▶ Short task: Please pull out every line that includes the string "title".

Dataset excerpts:
____
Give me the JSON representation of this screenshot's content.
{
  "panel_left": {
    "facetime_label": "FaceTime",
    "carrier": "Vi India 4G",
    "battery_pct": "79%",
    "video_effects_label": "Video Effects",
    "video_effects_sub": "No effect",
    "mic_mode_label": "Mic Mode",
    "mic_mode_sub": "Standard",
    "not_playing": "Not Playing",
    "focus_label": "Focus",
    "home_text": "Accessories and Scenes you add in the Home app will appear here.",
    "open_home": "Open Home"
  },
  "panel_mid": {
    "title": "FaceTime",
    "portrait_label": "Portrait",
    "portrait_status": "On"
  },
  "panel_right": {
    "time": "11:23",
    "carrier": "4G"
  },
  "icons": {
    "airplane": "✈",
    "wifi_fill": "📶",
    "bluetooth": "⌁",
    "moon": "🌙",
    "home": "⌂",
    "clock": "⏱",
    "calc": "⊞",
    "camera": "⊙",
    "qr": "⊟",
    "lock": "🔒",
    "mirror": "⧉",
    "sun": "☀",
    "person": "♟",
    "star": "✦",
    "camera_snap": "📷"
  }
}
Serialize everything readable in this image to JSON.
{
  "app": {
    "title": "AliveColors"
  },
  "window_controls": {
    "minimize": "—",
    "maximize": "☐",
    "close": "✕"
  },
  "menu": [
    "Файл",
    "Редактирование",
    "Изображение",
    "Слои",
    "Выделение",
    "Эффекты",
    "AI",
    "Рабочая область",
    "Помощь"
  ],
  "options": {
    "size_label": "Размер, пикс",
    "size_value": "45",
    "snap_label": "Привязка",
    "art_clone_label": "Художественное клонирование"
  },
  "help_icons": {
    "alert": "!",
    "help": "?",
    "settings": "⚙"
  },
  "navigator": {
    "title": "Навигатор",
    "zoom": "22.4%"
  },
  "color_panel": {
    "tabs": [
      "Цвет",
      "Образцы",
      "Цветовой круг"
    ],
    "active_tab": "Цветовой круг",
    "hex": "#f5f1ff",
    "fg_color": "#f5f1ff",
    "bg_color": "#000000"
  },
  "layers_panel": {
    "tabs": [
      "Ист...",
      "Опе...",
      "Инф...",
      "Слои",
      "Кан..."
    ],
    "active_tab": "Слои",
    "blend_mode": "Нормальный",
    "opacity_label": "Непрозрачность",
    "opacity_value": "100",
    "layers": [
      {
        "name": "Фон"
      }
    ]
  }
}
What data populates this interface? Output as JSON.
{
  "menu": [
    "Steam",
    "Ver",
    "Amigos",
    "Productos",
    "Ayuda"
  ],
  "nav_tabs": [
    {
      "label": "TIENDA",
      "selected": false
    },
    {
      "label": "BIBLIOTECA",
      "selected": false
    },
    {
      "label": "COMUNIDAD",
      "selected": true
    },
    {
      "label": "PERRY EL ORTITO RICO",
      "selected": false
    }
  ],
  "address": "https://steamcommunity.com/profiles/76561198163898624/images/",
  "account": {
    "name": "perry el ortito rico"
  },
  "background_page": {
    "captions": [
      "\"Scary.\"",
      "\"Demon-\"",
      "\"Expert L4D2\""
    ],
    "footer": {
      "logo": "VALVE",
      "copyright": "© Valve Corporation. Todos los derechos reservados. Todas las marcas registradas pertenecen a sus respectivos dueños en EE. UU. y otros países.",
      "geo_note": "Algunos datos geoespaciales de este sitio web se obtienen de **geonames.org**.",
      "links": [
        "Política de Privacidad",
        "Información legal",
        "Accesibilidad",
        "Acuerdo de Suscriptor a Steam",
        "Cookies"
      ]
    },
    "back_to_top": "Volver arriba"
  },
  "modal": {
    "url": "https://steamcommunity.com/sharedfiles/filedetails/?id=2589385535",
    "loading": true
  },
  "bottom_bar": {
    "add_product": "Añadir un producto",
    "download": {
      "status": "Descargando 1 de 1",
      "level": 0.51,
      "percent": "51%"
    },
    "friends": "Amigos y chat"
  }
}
____
▶ Response to the exercise:
    "title": "FaceTime",
    "title": "AliveColors"
    "title": "Навигатор",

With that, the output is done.